__What is being asked__.
Copy every line of the data that contains the string "content".
----- Material for the task -----
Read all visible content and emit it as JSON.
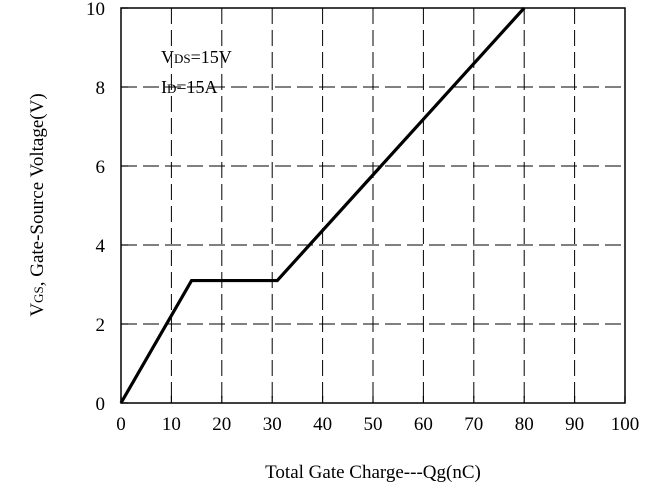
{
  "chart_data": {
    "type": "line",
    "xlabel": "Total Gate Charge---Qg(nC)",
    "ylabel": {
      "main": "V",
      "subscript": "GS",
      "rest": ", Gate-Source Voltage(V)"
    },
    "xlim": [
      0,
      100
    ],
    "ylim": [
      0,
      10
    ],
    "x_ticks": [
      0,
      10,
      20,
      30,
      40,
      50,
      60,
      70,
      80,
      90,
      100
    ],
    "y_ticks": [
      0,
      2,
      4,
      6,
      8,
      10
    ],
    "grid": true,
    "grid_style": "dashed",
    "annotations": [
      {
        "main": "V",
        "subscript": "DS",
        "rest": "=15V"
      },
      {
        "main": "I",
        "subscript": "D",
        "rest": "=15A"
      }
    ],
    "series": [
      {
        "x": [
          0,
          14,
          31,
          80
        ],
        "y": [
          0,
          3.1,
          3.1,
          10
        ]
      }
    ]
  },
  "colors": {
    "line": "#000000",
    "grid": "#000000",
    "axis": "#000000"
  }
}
-----
----- Material for the task -----
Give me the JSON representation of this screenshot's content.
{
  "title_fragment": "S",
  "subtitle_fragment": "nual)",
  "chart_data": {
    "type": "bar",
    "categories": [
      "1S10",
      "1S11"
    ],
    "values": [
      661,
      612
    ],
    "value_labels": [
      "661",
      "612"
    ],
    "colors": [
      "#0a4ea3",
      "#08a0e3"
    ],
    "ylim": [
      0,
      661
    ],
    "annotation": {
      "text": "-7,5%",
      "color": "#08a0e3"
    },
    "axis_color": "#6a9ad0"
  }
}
-----
__Solution to this task__.
Read all visible content and emit it as JSON.
Give me the JSON representation of this screenshot's content.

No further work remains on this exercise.